• [Objective]: Your answer is a single number: how many lines hold the word "values"?

(Structured figure records)
------------------------------

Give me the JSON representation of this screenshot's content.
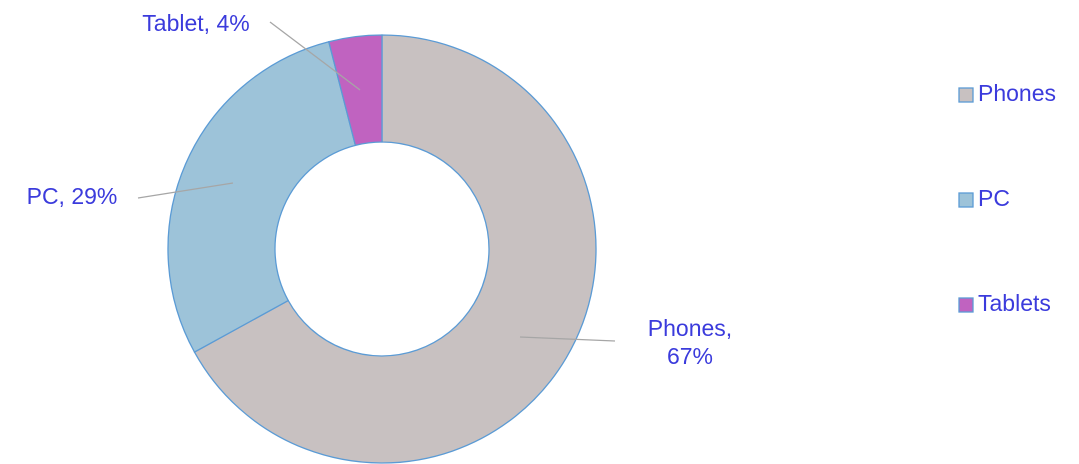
{
  "chart_data": {
    "type": "donut",
    "categories": [
      "Phones",
      "PC",
      "Tablets"
    ],
    "values": [
      67,
      29,
      4
    ],
    "value_labels": [
      "Phones, 67%",
      "PC, 29%",
      "Tablet, 4%"
    ],
    "colors": [
      "#c8c1c1",
      "#9dc3d9",
      "#c063c0"
    ],
    "legend": "right"
  }
}
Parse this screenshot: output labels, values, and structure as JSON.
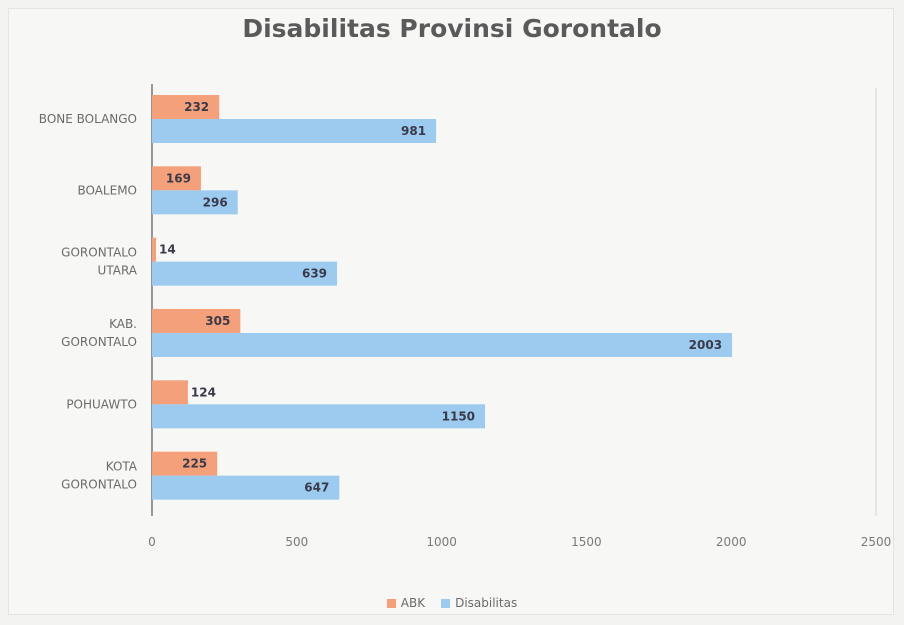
{
  "chart_data": {
    "type": "bar",
    "orientation": "horizontal",
    "title": "Disabilitas Provinsi Gorontalo",
    "categories": [
      [
        "BONE BOLANGO"
      ],
      [
        "BOALEMO"
      ],
      [
        "GORONTALO",
        "UTARA"
      ],
      [
        "KAB.",
        "GORONTALO"
      ],
      [
        "POHUAWTO"
      ],
      [
        "KOTA",
        "GORONTALO"
      ]
    ],
    "series": [
      {
        "name": "ABK",
        "values": [
          232,
          169,
          14,
          305,
          124,
          225
        ],
        "color": "#f4a07a"
      },
      {
        "name": "Disabilitas",
        "values": [
          981,
          296,
          639,
          2003,
          1150,
          647
        ],
        "color": "#9ccbef"
      }
    ],
    "xlim": [
      0,
      2500
    ],
    "xticks": [
      "0",
      "500",
      "1000",
      "1500",
      "2000",
      "2500"
    ],
    "grid": true,
    "legend_position": "bottom"
  }
}
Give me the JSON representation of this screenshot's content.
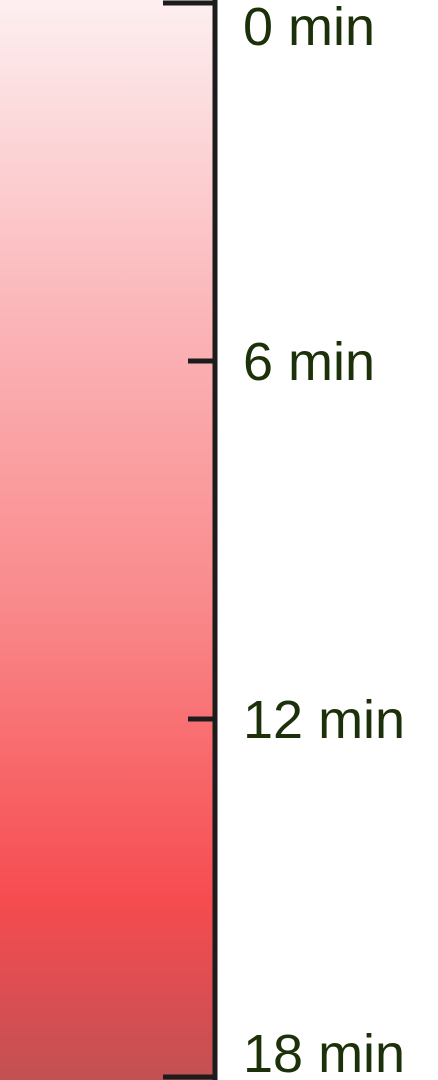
{
  "chart_data": {
    "type": "heatmap",
    "title": "",
    "xlabel": "",
    "ylabel": "",
    "unit": "min",
    "range": [
      0,
      18
    ],
    "ticks": [
      {
        "value": 0,
        "label": "0 min"
      },
      {
        "value": 6,
        "label": "6 min"
      },
      {
        "value": 12,
        "label": "12 min"
      },
      {
        "value": 18,
        "label": "18 min"
      }
    ],
    "color_stops": [
      {
        "value": 0,
        "color": "#fdeff0"
      },
      {
        "value": 5,
        "color": "#fbb8bb"
      },
      {
        "value": 10,
        "color": "#f98a8c"
      },
      {
        "value": 15,
        "color": "#f64c50"
      },
      {
        "value": 18,
        "color": "#c25053"
      }
    ],
    "axis_color": "#1c1c1c",
    "label_color": "#1c3009"
  }
}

------------------------------

• [Answer to this task]: 4